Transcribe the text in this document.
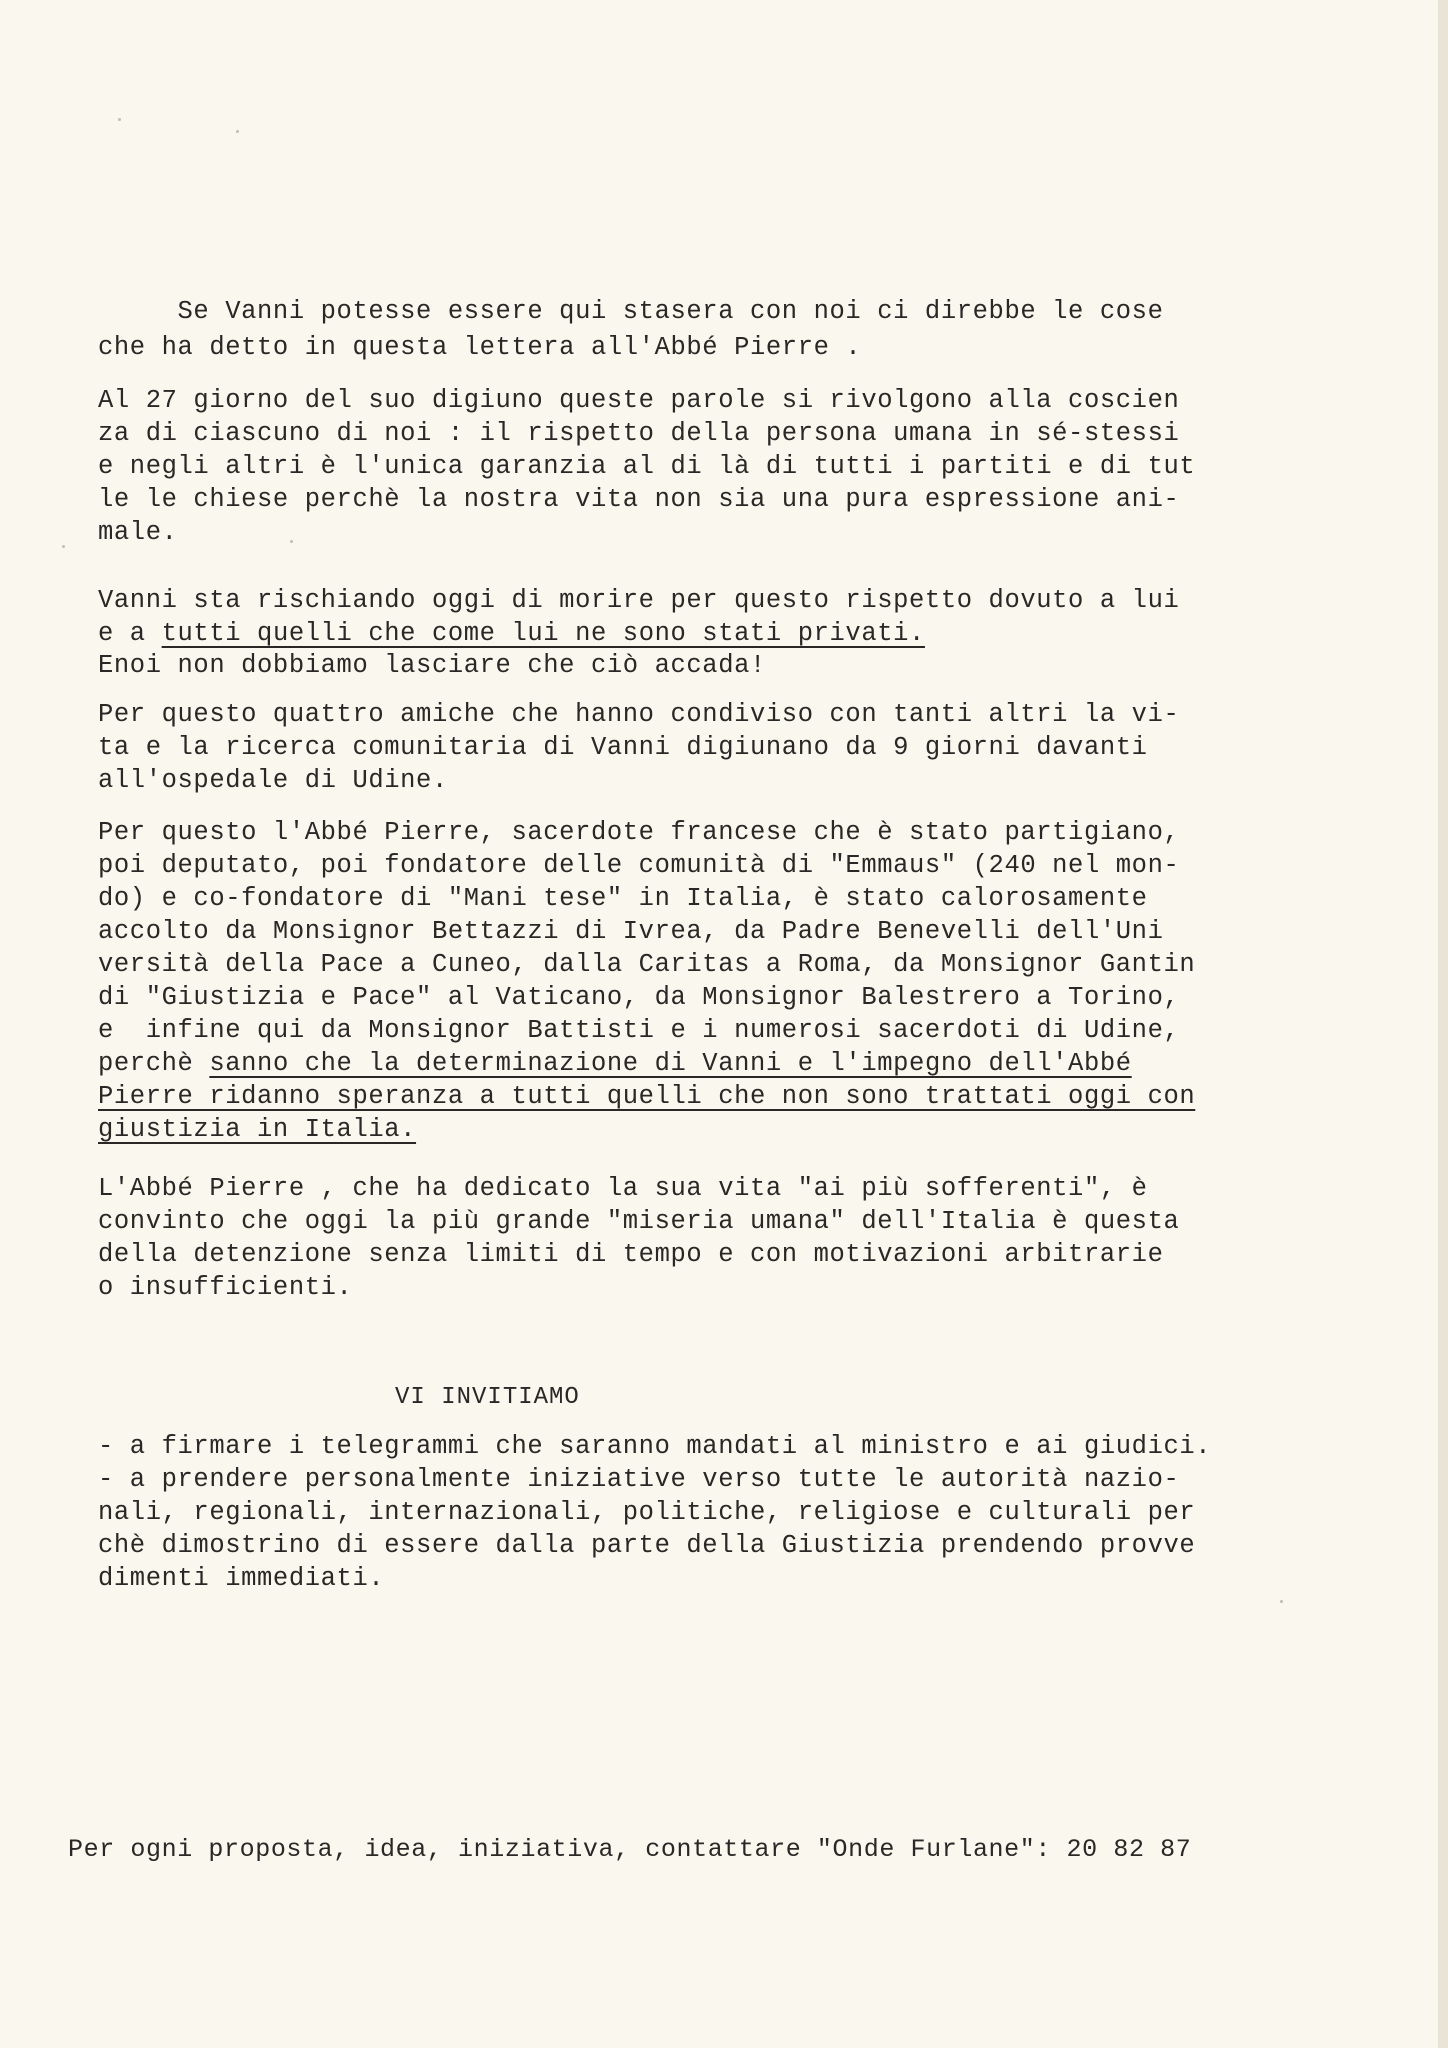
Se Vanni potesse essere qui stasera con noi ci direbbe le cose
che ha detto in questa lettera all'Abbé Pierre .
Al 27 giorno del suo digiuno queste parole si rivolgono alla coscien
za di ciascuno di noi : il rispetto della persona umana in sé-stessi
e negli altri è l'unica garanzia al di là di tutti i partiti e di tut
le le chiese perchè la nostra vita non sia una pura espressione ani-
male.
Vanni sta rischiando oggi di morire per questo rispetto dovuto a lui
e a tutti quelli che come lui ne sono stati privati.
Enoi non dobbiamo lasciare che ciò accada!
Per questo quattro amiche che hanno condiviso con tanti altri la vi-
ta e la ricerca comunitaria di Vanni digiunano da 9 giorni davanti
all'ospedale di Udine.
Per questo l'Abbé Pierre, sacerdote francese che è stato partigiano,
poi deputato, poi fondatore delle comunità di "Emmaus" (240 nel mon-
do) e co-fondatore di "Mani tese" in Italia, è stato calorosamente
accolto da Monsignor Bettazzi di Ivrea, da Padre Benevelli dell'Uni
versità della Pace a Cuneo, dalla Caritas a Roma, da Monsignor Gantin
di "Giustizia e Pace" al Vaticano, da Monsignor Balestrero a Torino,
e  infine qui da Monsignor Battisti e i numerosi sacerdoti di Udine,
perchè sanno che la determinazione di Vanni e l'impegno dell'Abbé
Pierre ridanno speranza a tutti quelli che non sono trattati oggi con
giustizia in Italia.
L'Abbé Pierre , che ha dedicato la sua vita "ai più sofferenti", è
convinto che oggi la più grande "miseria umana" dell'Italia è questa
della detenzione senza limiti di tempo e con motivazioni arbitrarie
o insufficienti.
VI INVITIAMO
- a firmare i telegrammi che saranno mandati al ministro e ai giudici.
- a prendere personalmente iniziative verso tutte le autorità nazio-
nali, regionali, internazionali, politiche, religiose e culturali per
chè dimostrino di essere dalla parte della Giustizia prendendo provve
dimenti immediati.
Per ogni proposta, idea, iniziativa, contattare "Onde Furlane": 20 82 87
::::
# Aim:
Only the number is needed here: how many lines of the records contain "oggi"?

# Output of the exercise:
3